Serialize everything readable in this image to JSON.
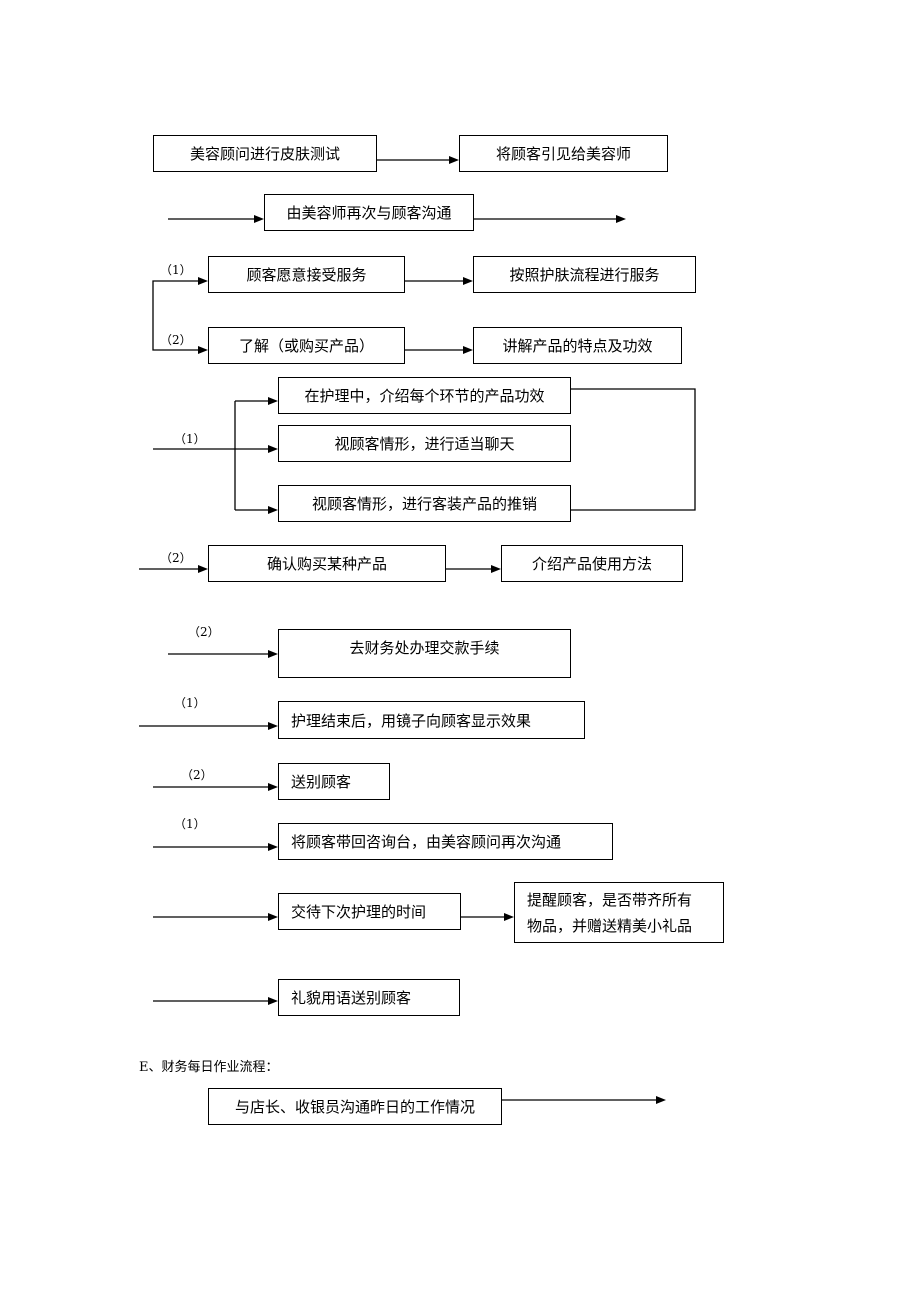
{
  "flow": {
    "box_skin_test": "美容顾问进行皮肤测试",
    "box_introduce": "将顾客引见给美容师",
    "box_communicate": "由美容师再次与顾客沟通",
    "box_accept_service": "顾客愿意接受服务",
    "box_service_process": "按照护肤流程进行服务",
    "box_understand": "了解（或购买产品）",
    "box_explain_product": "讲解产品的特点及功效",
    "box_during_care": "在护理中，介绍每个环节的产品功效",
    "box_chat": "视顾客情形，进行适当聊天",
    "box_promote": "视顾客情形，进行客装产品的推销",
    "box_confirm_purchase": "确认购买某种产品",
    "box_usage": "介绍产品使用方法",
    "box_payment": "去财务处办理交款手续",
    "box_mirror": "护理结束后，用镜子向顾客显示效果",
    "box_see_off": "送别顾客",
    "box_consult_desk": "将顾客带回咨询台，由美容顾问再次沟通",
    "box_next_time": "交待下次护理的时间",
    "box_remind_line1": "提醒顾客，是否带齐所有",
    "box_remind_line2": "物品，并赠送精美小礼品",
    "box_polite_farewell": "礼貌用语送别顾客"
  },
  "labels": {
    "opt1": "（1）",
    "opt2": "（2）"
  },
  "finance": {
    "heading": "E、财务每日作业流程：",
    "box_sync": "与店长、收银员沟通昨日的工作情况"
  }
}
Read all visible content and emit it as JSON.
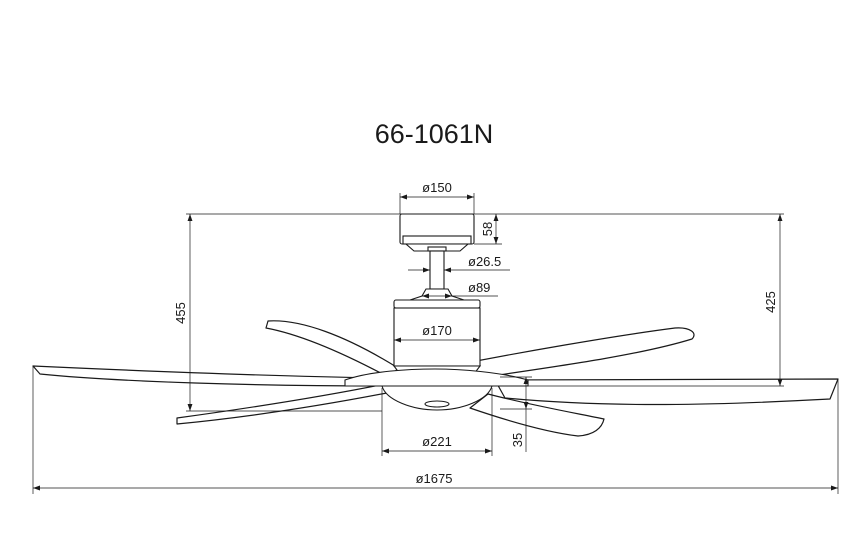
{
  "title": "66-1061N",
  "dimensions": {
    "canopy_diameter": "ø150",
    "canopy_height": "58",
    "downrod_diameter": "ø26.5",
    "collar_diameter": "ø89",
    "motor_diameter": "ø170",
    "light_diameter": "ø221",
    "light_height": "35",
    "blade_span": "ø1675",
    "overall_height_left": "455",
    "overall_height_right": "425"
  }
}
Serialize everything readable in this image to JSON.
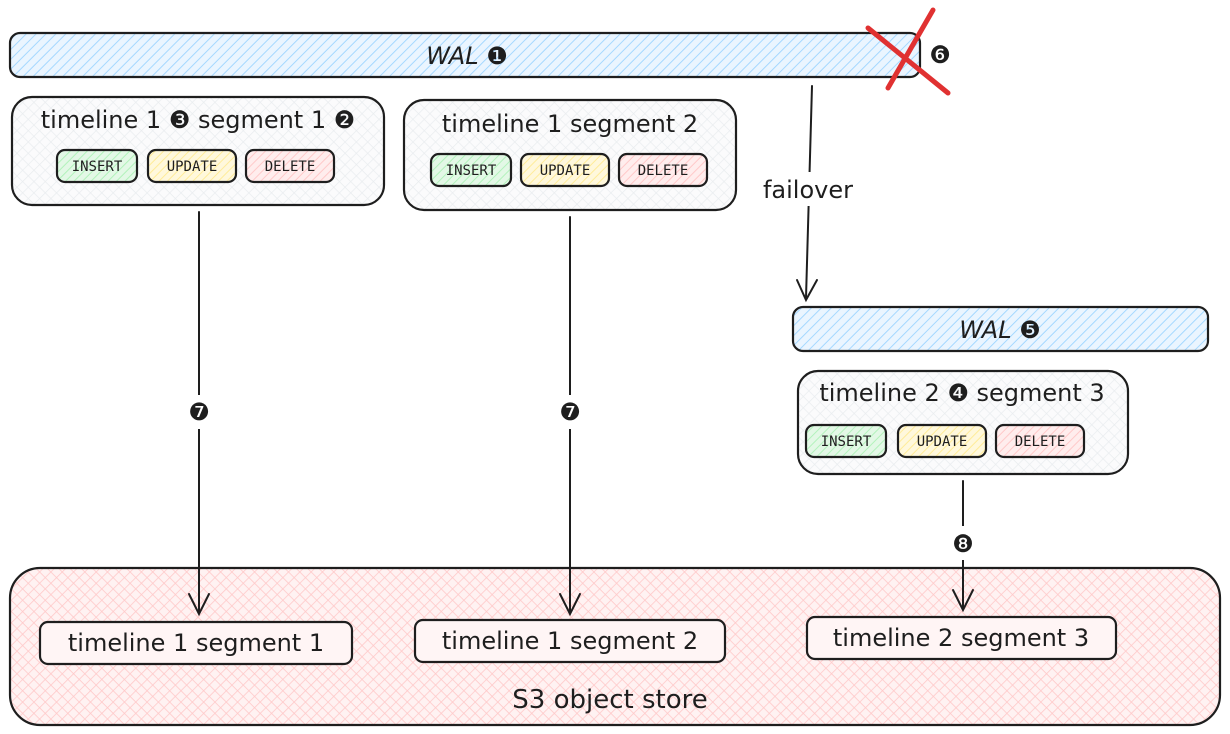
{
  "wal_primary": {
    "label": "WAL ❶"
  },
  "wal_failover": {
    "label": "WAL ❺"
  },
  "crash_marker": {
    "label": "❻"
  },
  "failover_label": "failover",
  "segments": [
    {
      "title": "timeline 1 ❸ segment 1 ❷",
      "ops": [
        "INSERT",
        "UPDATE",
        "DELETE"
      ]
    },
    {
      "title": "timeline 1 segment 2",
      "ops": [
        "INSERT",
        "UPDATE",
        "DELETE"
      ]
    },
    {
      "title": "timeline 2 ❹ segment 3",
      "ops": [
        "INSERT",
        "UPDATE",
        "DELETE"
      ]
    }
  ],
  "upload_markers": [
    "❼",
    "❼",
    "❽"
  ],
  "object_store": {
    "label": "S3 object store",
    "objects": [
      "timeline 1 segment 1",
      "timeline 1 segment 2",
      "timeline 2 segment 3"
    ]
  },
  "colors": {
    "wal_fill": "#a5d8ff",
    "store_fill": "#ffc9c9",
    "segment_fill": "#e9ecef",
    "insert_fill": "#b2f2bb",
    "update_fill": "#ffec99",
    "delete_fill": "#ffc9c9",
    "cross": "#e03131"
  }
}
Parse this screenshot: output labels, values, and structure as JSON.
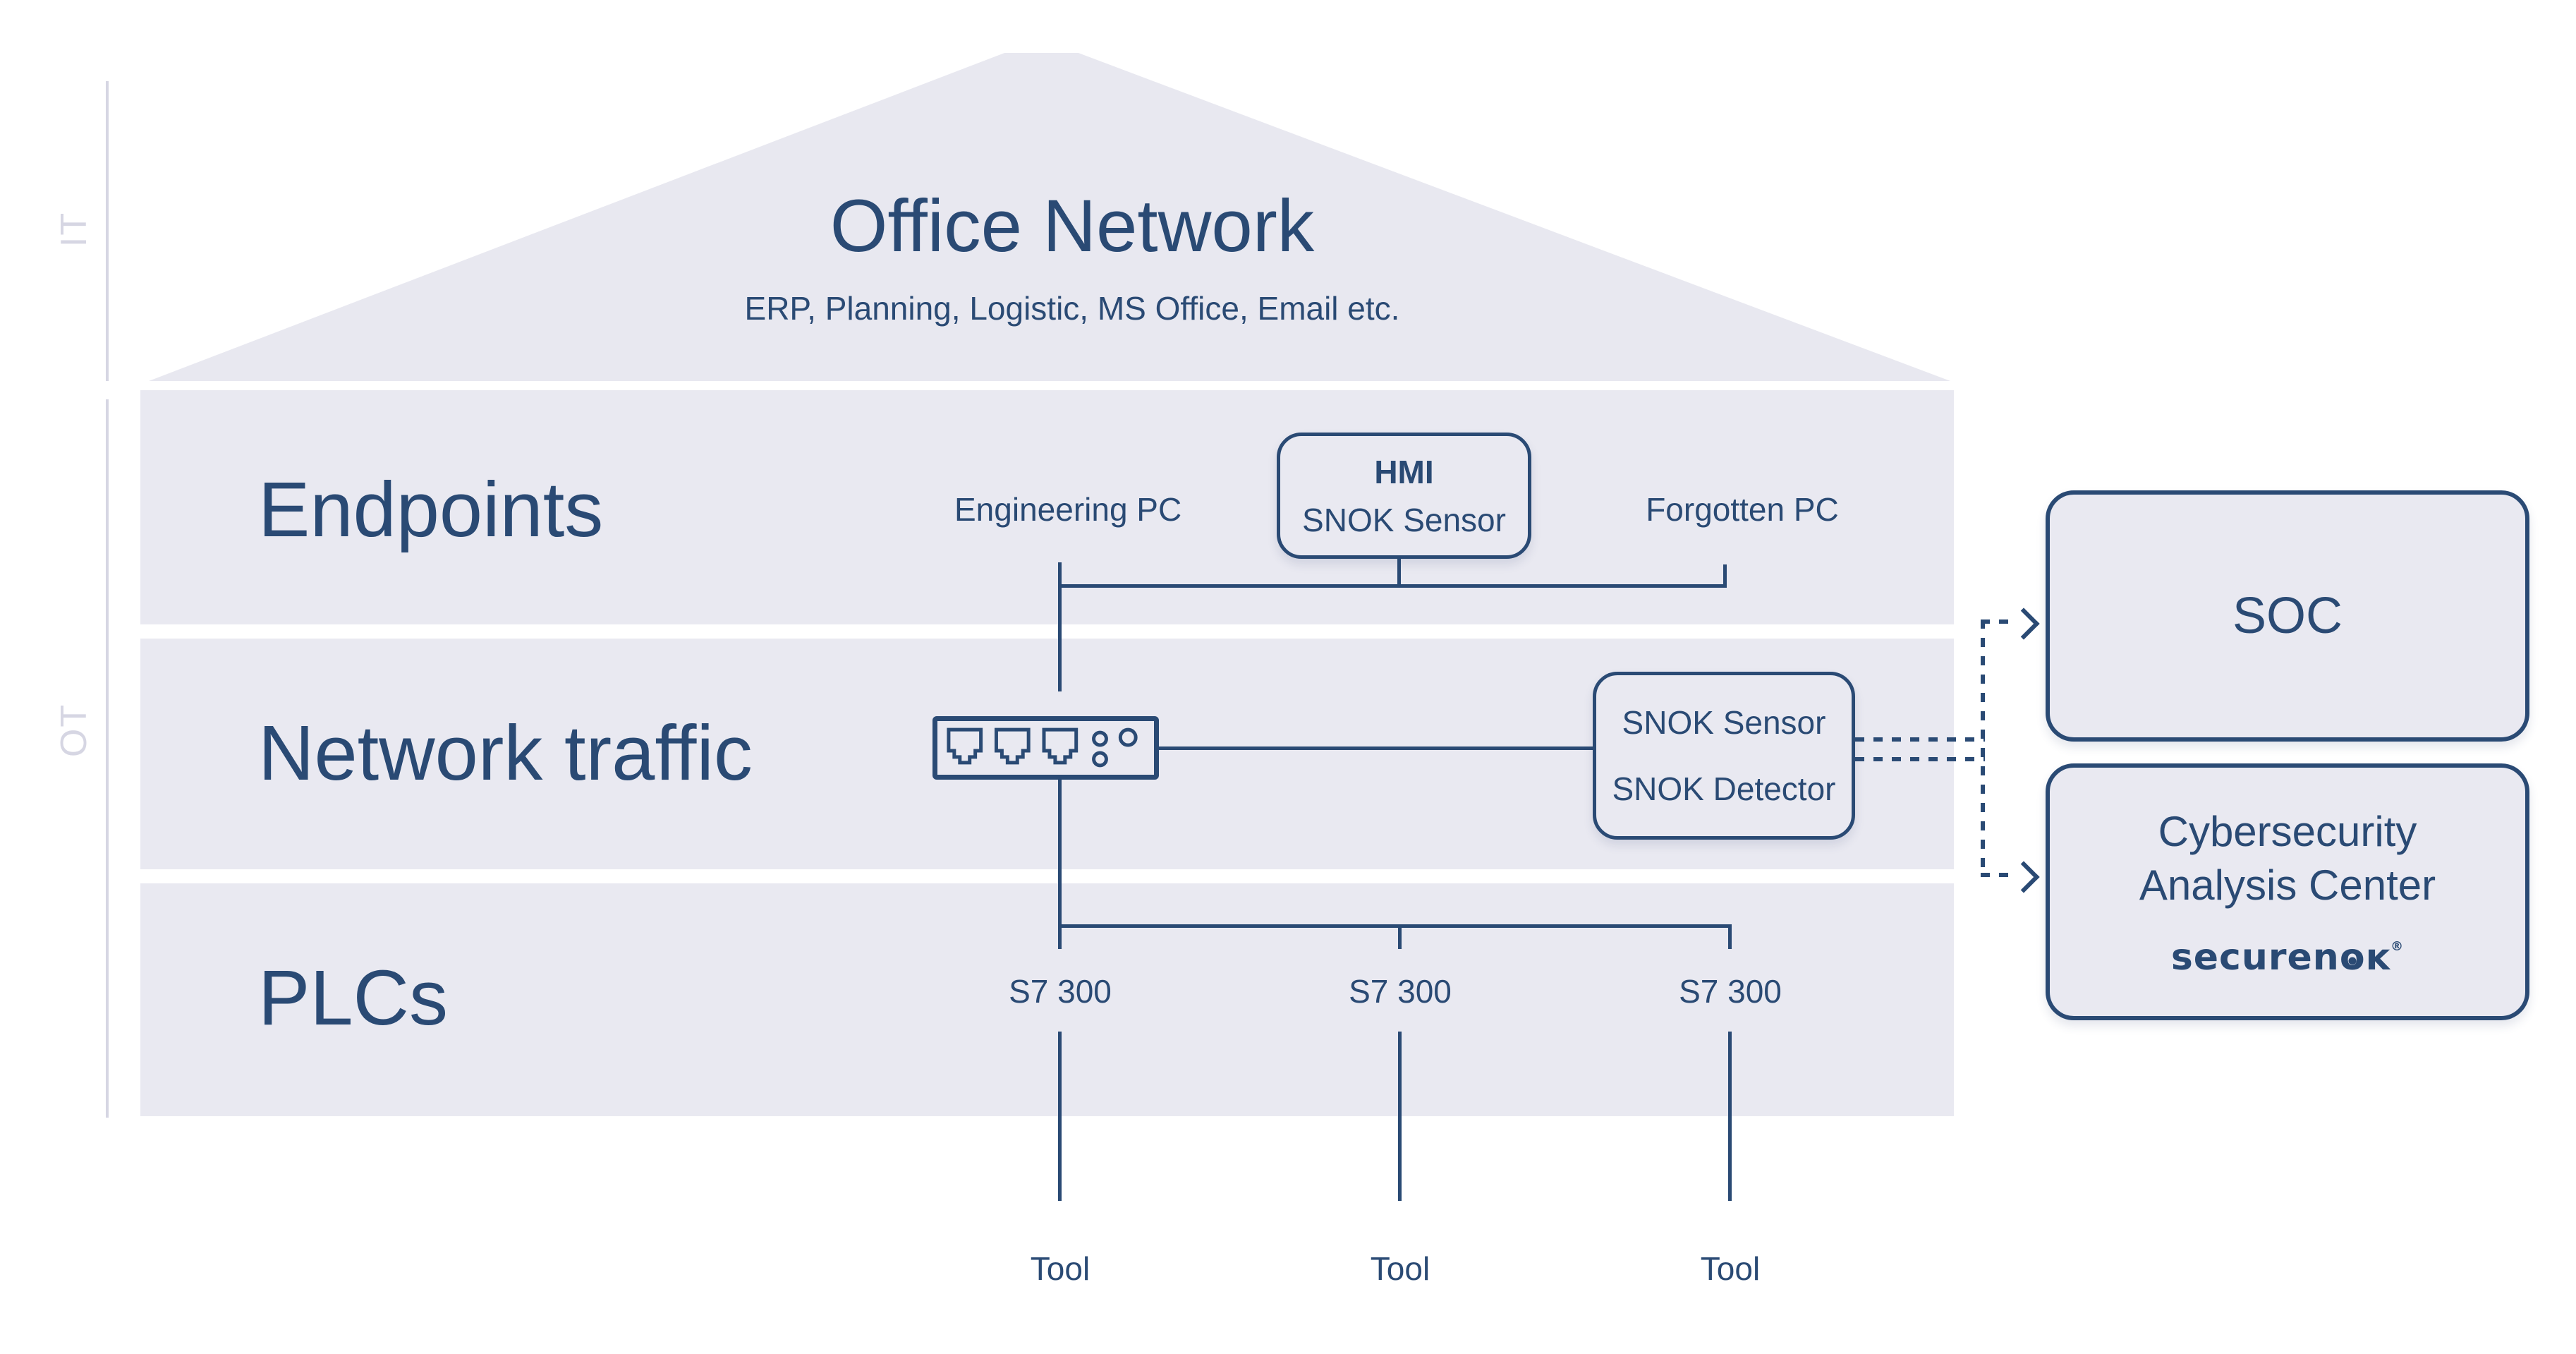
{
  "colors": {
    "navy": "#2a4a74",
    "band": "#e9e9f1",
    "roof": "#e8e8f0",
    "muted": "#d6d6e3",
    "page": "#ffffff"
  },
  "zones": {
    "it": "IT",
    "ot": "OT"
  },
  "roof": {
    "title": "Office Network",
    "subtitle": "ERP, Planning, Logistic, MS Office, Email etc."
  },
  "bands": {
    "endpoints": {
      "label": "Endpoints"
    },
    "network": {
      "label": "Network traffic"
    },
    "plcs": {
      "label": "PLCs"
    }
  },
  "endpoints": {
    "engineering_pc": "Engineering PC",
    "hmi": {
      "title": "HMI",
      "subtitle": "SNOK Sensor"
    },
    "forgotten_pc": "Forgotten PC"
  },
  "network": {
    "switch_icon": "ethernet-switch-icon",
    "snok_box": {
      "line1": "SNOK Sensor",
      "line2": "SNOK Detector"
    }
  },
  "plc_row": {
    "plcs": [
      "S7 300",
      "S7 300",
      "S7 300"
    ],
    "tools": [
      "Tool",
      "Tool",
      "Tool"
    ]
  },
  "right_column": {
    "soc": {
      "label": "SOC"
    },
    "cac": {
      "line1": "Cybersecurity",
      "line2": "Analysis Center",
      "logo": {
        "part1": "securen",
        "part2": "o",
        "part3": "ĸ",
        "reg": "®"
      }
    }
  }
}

• **To do**: In the listing above, find each line with the word "视顾客情形" and copy it.

• **Result for this task**:
    "box_chat": "视顾客情形，进行适当聊天",
    "box_promote": "视顾客情形，进行客装产品的推销",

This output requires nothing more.